## Set exercise
Reproduce the material in full, unchanged.
— START OF Records supplied —
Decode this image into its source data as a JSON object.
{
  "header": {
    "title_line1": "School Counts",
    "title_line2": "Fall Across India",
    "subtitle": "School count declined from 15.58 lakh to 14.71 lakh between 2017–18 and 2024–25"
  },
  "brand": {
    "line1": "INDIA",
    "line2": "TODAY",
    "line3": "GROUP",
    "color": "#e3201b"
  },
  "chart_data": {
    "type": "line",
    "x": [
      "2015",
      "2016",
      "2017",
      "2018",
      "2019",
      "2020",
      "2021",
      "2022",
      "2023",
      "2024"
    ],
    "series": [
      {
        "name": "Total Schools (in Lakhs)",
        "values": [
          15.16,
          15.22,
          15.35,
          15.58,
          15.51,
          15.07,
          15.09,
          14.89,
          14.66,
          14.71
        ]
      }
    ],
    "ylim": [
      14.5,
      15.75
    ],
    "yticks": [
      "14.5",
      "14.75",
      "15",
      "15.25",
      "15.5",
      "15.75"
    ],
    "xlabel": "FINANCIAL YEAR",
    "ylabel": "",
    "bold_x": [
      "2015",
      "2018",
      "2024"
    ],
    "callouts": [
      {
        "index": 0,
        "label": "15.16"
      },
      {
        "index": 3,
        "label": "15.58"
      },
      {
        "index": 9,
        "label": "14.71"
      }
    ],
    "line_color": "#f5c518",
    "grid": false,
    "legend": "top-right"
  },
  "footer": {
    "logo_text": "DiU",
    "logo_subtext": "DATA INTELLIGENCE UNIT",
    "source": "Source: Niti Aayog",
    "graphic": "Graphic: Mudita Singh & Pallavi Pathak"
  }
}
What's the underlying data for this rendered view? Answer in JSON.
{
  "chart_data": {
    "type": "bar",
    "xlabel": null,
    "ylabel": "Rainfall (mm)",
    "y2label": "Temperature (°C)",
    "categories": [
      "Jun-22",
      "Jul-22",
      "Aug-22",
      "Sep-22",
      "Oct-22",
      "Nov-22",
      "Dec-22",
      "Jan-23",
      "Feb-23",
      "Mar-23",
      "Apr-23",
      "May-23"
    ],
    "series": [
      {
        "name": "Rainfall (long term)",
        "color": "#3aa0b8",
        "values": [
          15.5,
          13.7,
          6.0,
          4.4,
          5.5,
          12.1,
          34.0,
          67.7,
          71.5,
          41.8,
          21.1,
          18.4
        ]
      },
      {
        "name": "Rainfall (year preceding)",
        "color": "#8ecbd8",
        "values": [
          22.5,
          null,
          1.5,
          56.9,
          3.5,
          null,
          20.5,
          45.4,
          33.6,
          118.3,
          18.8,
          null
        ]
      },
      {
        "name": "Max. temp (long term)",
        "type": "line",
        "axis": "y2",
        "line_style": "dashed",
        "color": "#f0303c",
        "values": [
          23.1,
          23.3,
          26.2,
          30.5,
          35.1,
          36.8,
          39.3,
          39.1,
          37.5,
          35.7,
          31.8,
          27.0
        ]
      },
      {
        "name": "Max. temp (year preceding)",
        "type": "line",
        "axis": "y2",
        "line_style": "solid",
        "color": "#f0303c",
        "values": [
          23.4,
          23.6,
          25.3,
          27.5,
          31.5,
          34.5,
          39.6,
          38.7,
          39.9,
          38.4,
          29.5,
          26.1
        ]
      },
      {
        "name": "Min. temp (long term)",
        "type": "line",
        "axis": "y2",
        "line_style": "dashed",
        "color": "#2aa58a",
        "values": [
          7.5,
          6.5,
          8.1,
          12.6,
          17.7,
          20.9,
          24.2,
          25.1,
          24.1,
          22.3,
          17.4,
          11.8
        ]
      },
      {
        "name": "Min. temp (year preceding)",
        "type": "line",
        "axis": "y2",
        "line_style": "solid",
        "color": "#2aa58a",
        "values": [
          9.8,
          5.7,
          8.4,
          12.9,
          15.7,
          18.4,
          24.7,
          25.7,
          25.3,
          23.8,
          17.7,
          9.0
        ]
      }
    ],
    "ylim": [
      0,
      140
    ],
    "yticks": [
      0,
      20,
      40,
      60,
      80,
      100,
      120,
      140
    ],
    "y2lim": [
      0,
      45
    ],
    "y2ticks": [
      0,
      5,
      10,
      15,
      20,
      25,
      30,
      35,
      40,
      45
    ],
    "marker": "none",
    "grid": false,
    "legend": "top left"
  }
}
— END OF Records supplied —
## In response
Decode this image into its source data as a JSON object.
{
  "header": {
    "title_line1": "School Counts",
    "title_line2": "Fall Across India",
    "subtitle": "School count declined from 15.58 lakh to 14.71 lakh between 2017–18 and 2024–25"
  },
  "brand": {
    "line1": "INDIA",
    "line2": "TODAY",
    "line3": "GROUP",
    "color": "#e3201b"
  },
  "chart_data": {
    "type": "line",
    "x": [
      "2015",
      "2016",
      "2017",
      "2018",
      "2019",
      "2020",
      "2021",
      "2022",
      "2023",
      "2024"
    ],
    "series": [
      {
        "name": "Total Schools (in Lakhs)",
        "values": [
          15.16,
          15.22,
          15.35,
          15.58,
          15.51,
          15.07,
          15.09,
          14.89,
          14.66,
          14.71
        ]
      }
    ],
    "ylim": [
      14.5,
      15.75
    ],
    "yticks": [
      "14.5",
      "14.75",
      "15",
      "15.25",
      "15.5",
      "15.75"
    ],
    "xlabel": "FINANCIAL YEAR",
    "ylabel": "",
    "bold_x": [
      "2015",
      "2018",
      "2024"
    ],
    "callouts": [
      {
        "index": 0,
        "label": "15.16"
      },
      {
        "index": 3,
        "label": "15.58"
      },
      {
        "index": 9,
        "label": "14.71"
      }
    ],
    "line_color": "#f5c518",
    "grid": false,
    "legend": "top-right"
  },
  "footer": {
    "logo_text": "DiU",
    "logo_subtext": "DATA INTELLIGENCE UNIT",
    "source": "Source: Niti Aayog",
    "graphic": "Graphic: Mudita Singh & Pallavi Pathak"
  }
}
What's the underlying data for this rendered view? Answer in JSON.
{
  "chart_data": {
    "type": "bar",
    "xlabel": null,
    "ylabel": "Rainfall (mm)",
    "y2label": "Temperature (°C)",
    "categories": [
      "Jun-22",
      "Jul-22",
      "Aug-22",
      "Sep-22",
      "Oct-22",
      "Nov-22",
      "Dec-22",
      "Jan-23",
      "Feb-23",
      "Mar-23",
      "Apr-23",
      "May-23"
    ],
    "series": [
      {
        "name": "Rainfall (long term)",
        "color": "#3aa0b8",
        "values": [
          15.5,
          13.7,
          6.0,
          4.4,
          5.5,
          12.1,
          34.0,
          67.7,
          71.5,
          41.8,
          21.1,
          18.4
        ]
      },
      {
        "name": "Rainfall (year preceding)",
        "color": "#8ecbd8",
        "values": [
          22.5,
          null,
          1.5,
          56.9,
          3.5,
          null,
          20.5,
          45.4,
          33.6,
          118.3,
          18.8,
          null
        ]
      },
      {
        "name": "Max. temp (long term)",
        "type": "line",
        "axis": "y2",
        "line_style": "dashed",
        "color": "#f0303c",
        "values": [
          23.1,
          23.3,
          26.2,
          30.5,
          35.1,
          36.8,
          39.3,
          39.1,
          37.5,
          35.7,
          31.8,
          27.0
        ]
      },
      {
        "name": "Max. temp (year preceding)",
        "type": "line",
        "axis": "y2",
        "line_style": "solid",
        "color": "#f0303c",
        "values": [
          23.4,
          23.6,
          25.3,
          27.5,
          31.5,
          34.5,
          39.6,
          38.7,
          39.9,
          38.4,
          29.5,
          26.1
        ]
      },
      {
        "name": "Min. temp (long term)",
        "type": "line",
        "axis": "y2",
        "line_style": "dashed",
        "color": "#2aa58a",
        "values": [
          7.5,
          6.5,
          8.1,
          12.6,
          17.7,
          20.9,
          24.2,
          25.1,
          24.1,
          22.3,
          17.4,
          11.8
        ]
      },
      {
        "name": "Min. temp (year preceding)",
        "type": "line",
        "axis": "y2",
        "line_style": "solid",
        "color": "#2aa58a",
        "values": [
          9.8,
          5.7,
          8.4,
          12.9,
          15.7,
          18.4,
          24.7,
          25.7,
          25.3,
          23.8,
          17.7,
          9.0
        ]
      }
    ],
    "ylim": [
      0,
      140
    ],
    "yticks": [
      0,
      20,
      40,
      60,
      80,
      100,
      120,
      140
    ],
    "y2lim": [
      0,
      45
    ],
    "y2ticks": [
      0,
      5,
      10,
      15,
      20,
      25,
      30,
      35,
      40,
      45
    ],
    "marker": "none",
    "grid": false,
    "legend": "top left"
  }
}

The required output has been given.